[WORK TO DO] Output all lines exactly.

Excerpts from a figure dataset:
----

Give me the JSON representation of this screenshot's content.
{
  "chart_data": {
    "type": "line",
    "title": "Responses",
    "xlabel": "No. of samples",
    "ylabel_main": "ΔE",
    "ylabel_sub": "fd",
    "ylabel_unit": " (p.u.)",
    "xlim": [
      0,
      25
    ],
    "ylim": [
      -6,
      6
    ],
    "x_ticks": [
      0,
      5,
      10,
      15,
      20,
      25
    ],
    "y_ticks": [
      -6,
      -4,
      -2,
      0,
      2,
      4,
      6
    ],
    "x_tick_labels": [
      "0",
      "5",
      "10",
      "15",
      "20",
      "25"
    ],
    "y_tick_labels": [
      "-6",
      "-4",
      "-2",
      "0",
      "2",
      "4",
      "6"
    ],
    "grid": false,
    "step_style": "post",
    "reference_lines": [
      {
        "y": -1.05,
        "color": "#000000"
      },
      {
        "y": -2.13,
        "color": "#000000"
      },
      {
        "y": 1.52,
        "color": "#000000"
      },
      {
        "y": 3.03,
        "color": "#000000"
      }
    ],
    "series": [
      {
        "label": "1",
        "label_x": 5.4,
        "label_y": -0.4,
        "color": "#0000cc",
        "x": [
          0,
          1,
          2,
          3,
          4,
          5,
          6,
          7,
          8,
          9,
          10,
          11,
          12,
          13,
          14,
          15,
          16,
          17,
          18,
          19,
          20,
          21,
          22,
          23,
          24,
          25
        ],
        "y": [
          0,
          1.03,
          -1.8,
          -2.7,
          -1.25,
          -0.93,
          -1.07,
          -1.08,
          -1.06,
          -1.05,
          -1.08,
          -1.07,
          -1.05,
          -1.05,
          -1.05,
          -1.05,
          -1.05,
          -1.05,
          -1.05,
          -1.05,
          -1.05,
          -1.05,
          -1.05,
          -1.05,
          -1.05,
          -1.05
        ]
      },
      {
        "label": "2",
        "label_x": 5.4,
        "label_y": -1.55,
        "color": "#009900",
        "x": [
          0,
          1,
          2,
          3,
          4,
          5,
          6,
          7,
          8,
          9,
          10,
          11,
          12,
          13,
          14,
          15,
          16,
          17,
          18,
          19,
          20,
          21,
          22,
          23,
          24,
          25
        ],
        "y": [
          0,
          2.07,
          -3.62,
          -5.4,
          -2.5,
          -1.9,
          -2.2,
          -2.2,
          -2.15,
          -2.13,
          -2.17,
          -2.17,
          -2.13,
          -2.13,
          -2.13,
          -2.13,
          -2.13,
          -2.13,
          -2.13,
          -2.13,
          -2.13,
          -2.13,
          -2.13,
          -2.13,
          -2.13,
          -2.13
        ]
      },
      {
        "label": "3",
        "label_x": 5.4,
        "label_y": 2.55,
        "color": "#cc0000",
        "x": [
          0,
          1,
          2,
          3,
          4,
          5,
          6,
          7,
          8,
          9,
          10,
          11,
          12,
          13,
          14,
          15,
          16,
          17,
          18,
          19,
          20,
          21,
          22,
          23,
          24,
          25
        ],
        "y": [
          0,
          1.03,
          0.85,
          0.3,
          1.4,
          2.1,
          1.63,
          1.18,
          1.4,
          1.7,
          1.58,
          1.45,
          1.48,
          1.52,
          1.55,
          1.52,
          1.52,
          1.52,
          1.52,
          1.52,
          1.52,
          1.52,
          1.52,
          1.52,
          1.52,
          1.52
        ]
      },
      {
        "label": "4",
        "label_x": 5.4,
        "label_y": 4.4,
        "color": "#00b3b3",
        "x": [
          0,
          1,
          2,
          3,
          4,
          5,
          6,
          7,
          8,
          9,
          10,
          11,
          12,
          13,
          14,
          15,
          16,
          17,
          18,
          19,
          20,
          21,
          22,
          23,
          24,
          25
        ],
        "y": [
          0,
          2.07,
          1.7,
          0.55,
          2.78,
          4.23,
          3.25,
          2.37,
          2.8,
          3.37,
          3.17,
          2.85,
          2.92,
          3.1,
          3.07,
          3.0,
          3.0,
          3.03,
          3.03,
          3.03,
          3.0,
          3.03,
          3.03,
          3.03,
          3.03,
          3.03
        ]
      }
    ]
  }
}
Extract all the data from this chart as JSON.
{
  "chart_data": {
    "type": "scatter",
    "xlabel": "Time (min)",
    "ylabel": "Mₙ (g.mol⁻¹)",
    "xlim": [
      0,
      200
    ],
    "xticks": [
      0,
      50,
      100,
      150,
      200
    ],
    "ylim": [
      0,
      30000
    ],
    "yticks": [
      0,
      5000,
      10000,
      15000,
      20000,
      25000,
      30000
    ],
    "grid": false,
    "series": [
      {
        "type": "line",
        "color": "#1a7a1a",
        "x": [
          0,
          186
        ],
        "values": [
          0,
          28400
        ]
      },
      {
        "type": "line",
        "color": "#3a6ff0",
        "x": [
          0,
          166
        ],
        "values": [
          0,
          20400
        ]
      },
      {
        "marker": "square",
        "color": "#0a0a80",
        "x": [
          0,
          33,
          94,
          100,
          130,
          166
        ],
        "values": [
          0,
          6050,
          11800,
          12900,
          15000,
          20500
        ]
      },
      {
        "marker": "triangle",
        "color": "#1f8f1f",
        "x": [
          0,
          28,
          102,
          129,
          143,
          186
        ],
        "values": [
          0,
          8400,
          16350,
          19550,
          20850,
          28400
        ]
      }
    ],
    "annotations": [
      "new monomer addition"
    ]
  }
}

----

[RESPONSE FOR THIS EXERCISE]
Give me the JSON representation of this screenshot's content.
{
  "chart_data": {
    "type": "line",
    "title": "Responses",
    "xlabel": "No. of samples",
    "ylabel_main": "ΔE",
    "ylabel_sub": "fd",
    "ylabel_unit": " (p.u.)",
    "xlim": [
      0,
      25
    ],
    "ylim": [
      -6,
      6
    ],
    "x_ticks": [
      0,
      5,
      10,
      15,
      20,
      25
    ],
    "y_ticks": [
      -6,
      -4,
      -2,
      0,
      2,
      4,
      6
    ],
    "x_tick_labels": [
      "0",
      "5",
      "10",
      "15",
      "20",
      "25"
    ],
    "y_tick_labels": [
      "-6",
      "-4",
      "-2",
      "0",
      "2",
      "4",
      "6"
    ],
    "grid": false,
    "step_style": "post",
    "reference_lines": [
      {
        "y": -1.05,
        "color": "#000000"
      },
      {
        "y": -2.13,
        "color": "#000000"
      },
      {
        "y": 1.52,
        "color": "#000000"
      },
      {
        "y": 3.03,
        "color": "#000000"
      }
    ],
    "series": [
      {
        "label": "1",
        "label_x": 5.4,
        "label_y": -0.4,
        "color": "#0000cc",
        "x": [
          0,
          1,
          2,
          3,
          4,
          5,
          6,
          7,
          8,
          9,
          10,
          11,
          12,
          13,
          14,
          15,
          16,
          17,
          18,
          19,
          20,
          21,
          22,
          23,
          24,
          25
        ],
        "y": [
          0,
          1.03,
          -1.8,
          -2.7,
          -1.25,
          -0.93,
          -1.07,
          -1.08,
          -1.06,
          -1.05,
          -1.08,
          -1.07,
          -1.05,
          -1.05,
          -1.05,
          -1.05,
          -1.05,
          -1.05,
          -1.05,
          -1.05,
          -1.05,
          -1.05,
          -1.05,
          -1.05,
          -1.05,
          -1.05
        ]
      },
      {
        "label": "2",
        "label_x": 5.4,
        "label_y": -1.55,
        "color": "#009900",
        "x": [
          0,
          1,
          2,
          3,
          4,
          5,
          6,
          7,
          8,
          9,
          10,
          11,
          12,
          13,
          14,
          15,
          16,
          17,
          18,
          19,
          20,
          21,
          22,
          23,
          24,
          25
        ],
        "y": [
          0,
          2.07,
          -3.62,
          -5.4,
          -2.5,
          -1.9,
          -2.2,
          -2.2,
          -2.15,
          -2.13,
          -2.17,
          -2.17,
          -2.13,
          -2.13,
          -2.13,
          -2.13,
          -2.13,
          -2.13,
          -2.13,
          -2.13,
          -2.13,
          -2.13,
          -2.13,
          -2.13,
          -2.13,
          -2.13
        ]
      },
      {
        "label": "3",
        "label_x": 5.4,
        "label_y": 2.55,
        "color": "#cc0000",
        "x": [
          0,
          1,
          2,
          3,
          4,
          5,
          6,
          7,
          8,
          9,
          10,
          11,
          12,
          13,
          14,
          15,
          16,
          17,
          18,
          19,
          20,
          21,
          22,
          23,
          24,
          25
        ],
        "y": [
          0,
          1.03,
          0.85,
          0.3,
          1.4,
          2.1,
          1.63,
          1.18,
          1.4,
          1.7,
          1.58,
          1.45,
          1.48,
          1.52,
          1.55,
          1.52,
          1.52,
          1.52,
          1.52,
          1.52,
          1.52,
          1.52,
          1.52,
          1.52,
          1.52,
          1.52
        ]
      },
      {
        "label": "4",
        "label_x": 5.4,
        "label_y": 4.4,
        "color": "#00b3b3",
        "x": [
          0,
          1,
          2,
          3,
          4,
          5,
          6,
          7,
          8,
          9,
          10,
          11,
          12,
          13,
          14,
          15,
          16,
          17,
          18,
          19,
          20,
          21,
          22,
          23,
          24,
          25
        ],
        "y": [
          0,
          2.07,
          1.7,
          0.55,
          2.78,
          4.23,
          3.25,
          2.37,
          2.8,
          3.37,
          3.17,
          2.85,
          2.92,
          3.1,
          3.07,
          3.0,
          3.0,
          3.03,
          3.03,
          3.03,
          3.0,
          3.03,
          3.03,
          3.03,
          3.03,
          3.03
        ]
      }
    ]
  }
}
Extract all the data from this chart as JSON.
{
  "chart_data": {
    "type": "scatter",
    "xlabel": "Time (min)",
    "ylabel": "Mₙ (g.mol⁻¹)",
    "xlim": [
      0,
      200
    ],
    "xticks": [
      0,
      50,
      100,
      150,
      200
    ],
    "ylim": [
      0,
      30000
    ],
    "yticks": [
      0,
      5000,
      10000,
      15000,
      20000,
      25000,
      30000
    ],
    "grid": false,
    "series": [
      {
        "type": "line",
        "color": "#1a7a1a",
        "x": [
          0,
          186
        ],
        "values": [
          0,
          28400
        ]
      },
      {
        "type": "line",
        "color": "#3a6ff0",
        "x": [
          0,
          166
        ],
        "values": [
          0,
          20400
        ]
      },
      {
        "marker": "square",
        "color": "#0a0a80",
        "x": [
          0,
          33,
          94,
          100,
          130,
          166
        ],
        "values": [
          0,
          6050,
          11800,
          12900,
          15000,
          20500
        ]
      },
      {
        "marker": "triangle",
        "color": "#1f8f1f",
        "x": [
          0,
          28,
          102,
          129,
          143,
          186
        ],
        "values": [
          0,
          8400,
          16350,
          19550,
          20850,
          28400
        ]
      }
    ],
    "annotations": [
      "new monomer addition"
    ]
  }
}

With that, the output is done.